── READING PASSAGE
When we got to Hawaii at 3:30am, the airport wasn't even open yet. Because we were supposed to be leaving Oahu to go to the Big Island, we had to change our inter island flight. Delta was supposed to transfer our luggage to Hawaiian Airlines. They didn't, so when we got to Hawaii we had no luggage and no clothes. When we called Delta they said they don't transfer luggage in the middle of the night.
They also said it was Hawaiian Airlines' responsibility to get the luggage. Hawaiian Airlines said it was Delta's responsibility to transfer the luggage (as they said they would when they took it). IT took another day and endless phone calls to get our luggage, wasting yet a second day of our vacation. It is impossible to get Delta on the phone, plan at least 20-30 minutes of busy signals, waiting and hope they don't hang up/disconnect you. Because of the problems we had with them, we did not use or Skymiles tickets to fly home. DON'T FLY DELTA AIRLINES.
After reading the other complaints about Delta's disregard for upholding their side of the "Skymiles" deal, I'm not encouraged about a positive conclusion to my own episode with Delta. My family of four are part of a missionary team that travels to Zambia, Africa each July to take medical and spiritual aid into the bush villages of the Southern Province of Zambia. Our team consists of about 150 people and we book with Delta each year BECAUSE they offered the Skymile program. The tickets for our family of four total approximately $10,000 EACH year.
We have flown with Delta on this mission for four years now, and should have almost 80,000 Skymiles each (which is what is needed for an award ticket THIS year)... However, we have only been credited about 35,000 Skymiles. Seeing that the cost of the tickets and the additional expenses of the mission each year total $15,000, and we are FAR from "well-off",.. the "5th year" break of getting to use the award tickets is VERY important. I have gone around and around with the reps I can finally get a hold of by phone, but as seems to be the general consensus... I get the "sorry can't help you" spiel.
────
── DATA LISTING
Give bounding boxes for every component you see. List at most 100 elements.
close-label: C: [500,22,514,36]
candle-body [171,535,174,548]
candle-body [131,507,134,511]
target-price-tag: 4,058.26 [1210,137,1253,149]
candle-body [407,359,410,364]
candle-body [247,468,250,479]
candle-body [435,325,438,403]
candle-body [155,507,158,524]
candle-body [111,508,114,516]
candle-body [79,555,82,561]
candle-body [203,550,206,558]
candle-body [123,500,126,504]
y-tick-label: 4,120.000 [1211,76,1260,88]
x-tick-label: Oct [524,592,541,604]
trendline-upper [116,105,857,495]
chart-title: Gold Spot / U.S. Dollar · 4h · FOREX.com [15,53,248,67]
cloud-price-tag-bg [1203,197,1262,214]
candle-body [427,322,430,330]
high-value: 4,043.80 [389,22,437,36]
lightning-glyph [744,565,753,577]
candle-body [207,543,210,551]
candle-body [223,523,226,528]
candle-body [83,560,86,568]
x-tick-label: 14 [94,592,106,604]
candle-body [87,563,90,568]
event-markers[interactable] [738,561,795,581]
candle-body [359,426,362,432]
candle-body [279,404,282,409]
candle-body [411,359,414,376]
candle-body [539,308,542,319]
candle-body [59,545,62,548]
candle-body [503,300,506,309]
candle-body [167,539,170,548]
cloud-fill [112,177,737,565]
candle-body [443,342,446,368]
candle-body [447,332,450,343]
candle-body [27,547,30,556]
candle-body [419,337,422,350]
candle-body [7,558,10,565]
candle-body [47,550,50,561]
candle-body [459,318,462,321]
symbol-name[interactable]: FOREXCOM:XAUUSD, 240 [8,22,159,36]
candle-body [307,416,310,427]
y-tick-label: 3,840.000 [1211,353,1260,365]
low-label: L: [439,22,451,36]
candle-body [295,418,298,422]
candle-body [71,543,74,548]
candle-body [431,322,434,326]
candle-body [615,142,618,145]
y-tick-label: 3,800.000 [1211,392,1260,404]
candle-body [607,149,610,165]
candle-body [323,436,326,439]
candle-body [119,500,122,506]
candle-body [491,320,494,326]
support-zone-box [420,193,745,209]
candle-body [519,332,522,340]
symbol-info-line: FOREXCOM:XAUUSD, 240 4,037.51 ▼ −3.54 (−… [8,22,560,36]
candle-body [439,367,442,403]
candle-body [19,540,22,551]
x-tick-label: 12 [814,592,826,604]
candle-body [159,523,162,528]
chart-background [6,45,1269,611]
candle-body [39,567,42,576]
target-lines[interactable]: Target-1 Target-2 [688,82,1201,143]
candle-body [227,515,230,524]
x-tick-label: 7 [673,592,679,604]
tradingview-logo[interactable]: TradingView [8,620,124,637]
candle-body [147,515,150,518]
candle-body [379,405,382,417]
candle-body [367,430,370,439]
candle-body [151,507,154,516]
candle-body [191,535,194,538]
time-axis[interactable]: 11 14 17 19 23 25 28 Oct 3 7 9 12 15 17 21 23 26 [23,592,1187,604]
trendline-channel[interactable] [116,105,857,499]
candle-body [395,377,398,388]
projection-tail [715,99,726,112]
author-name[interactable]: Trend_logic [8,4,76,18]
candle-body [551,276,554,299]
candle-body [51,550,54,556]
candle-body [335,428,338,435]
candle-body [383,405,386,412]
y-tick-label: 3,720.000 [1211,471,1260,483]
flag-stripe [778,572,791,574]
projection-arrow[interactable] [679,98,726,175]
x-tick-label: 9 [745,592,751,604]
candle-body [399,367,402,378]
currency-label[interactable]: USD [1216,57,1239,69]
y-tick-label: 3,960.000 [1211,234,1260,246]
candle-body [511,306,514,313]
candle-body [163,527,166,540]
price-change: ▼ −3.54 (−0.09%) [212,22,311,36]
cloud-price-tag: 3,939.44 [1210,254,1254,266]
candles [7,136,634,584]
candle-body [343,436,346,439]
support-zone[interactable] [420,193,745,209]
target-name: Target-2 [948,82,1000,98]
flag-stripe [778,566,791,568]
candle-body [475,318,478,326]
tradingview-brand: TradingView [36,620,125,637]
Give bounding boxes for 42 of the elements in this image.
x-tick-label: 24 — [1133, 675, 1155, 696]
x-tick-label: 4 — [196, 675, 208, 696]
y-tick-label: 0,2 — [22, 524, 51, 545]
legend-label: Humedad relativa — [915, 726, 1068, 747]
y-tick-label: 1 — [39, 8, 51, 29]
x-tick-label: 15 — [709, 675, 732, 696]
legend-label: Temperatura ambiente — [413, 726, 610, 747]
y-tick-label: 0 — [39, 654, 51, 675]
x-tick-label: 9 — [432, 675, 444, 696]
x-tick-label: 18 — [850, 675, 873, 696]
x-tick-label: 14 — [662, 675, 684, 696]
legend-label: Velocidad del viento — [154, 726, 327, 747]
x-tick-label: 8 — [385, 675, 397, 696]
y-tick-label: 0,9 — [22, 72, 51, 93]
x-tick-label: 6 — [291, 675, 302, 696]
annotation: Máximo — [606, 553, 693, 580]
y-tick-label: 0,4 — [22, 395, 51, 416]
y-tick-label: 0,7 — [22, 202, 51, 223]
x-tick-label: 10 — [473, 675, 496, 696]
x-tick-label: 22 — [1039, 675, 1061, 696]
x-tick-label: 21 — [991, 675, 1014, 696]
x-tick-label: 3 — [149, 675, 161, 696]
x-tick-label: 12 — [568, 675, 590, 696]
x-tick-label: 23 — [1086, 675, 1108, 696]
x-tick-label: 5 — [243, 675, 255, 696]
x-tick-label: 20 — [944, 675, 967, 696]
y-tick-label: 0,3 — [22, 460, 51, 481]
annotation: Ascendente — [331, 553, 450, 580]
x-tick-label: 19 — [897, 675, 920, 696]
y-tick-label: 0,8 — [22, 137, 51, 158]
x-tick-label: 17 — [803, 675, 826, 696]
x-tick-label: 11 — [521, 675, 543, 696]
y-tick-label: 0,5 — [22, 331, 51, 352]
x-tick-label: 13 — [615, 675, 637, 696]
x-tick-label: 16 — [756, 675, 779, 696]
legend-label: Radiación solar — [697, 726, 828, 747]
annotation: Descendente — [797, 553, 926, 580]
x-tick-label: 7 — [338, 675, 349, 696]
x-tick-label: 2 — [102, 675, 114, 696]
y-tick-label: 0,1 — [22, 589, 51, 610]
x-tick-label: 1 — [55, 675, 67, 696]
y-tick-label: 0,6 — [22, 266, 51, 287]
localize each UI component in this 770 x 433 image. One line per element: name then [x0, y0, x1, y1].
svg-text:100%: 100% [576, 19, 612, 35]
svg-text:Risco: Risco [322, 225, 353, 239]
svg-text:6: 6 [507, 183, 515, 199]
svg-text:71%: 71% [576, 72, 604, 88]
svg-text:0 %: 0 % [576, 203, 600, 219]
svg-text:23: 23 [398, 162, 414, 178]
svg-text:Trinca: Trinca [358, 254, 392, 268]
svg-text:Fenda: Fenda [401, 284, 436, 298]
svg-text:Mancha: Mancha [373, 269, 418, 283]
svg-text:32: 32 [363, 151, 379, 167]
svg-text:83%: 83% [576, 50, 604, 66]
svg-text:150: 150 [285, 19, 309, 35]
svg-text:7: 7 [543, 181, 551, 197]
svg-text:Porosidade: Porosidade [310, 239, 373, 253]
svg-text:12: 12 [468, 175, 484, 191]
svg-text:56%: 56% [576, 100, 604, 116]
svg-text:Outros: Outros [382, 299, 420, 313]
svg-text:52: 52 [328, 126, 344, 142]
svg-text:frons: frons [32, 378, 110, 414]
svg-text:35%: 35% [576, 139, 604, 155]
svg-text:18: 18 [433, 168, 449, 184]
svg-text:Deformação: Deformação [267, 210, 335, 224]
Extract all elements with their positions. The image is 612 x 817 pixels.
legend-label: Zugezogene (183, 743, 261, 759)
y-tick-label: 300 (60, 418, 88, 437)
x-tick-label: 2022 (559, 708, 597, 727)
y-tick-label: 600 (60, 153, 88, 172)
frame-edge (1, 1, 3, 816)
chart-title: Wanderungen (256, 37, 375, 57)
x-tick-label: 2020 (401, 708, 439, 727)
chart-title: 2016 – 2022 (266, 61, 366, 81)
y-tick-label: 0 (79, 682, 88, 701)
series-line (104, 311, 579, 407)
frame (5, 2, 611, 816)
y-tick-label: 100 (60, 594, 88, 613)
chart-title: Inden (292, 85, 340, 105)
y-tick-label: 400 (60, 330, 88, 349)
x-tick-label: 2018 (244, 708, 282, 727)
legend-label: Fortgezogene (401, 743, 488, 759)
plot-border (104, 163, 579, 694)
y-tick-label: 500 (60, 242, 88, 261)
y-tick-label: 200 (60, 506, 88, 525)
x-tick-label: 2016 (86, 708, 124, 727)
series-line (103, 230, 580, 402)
────
TASKS TO COMPLETE
a. In the Delta Airlines complaints, how many people make up the missionary team?
b. Rewrite the paragraph of the Delta Airlines complaints that begins "After reading the other complaints" as a short bulleted list of its main facts.
c. What would come next in the Delta Airlines complaints? Continue writing from the point where the text stops.

TASK RESPONSES
a. About 150 people.

b.
- Other complaints about Delta's disregard for its side of the "Skymiles" deal leave the writer not encouraged about a positive end to their own episode.
- The writer's family of four is part of a missionary team that goes to Zambia, Africa each July.
- The team takes medical and spiritual aid into the bush villages of Zambia's Southern Province.
- The team has about 150 people and books with Delta each year because Delta offered the Skymile program.
- The family's tickets total approximately $10,000 each year.

c.
And I've had pretty much NO success at getting emails answered. Below I've included the most recent email I sent on their "customer service" section of the Skymile page of their website.... I have not heard a reply (surprise!). I've also noticed that they seem more than happy to pass out credits like candy to anyone who wants to open a credit card account... yet those of us who have paid $40,000 to fly with them are apparently "unworthy" of receiving what they promised. Is there not SOME kind of LAW or something that would require they fulfill their promises? Perhaps we should look into that.
I must also say that now that I've read the other complaints on this site, I'm afraid that if somehow I miraculously get past this first hurdle and get them to credit us what they owe us... getting to REDEEM our miles might be the next wall to climb over. Why do we let companies get away with this kind of thing? If anyone has any ideas, or has had any success in dealing with Delta... I'd be happy to hear any suggestions.
I purchased tickets online 10 months in advance for an international flight, reading all the fine print on the screen to make sure that the tickets were upgradable, as I had been stockpiling miles for that very purpose. After the tickets were purchased I was told by Delta that they were non-upgradable, non-refundable, and I had no recourse.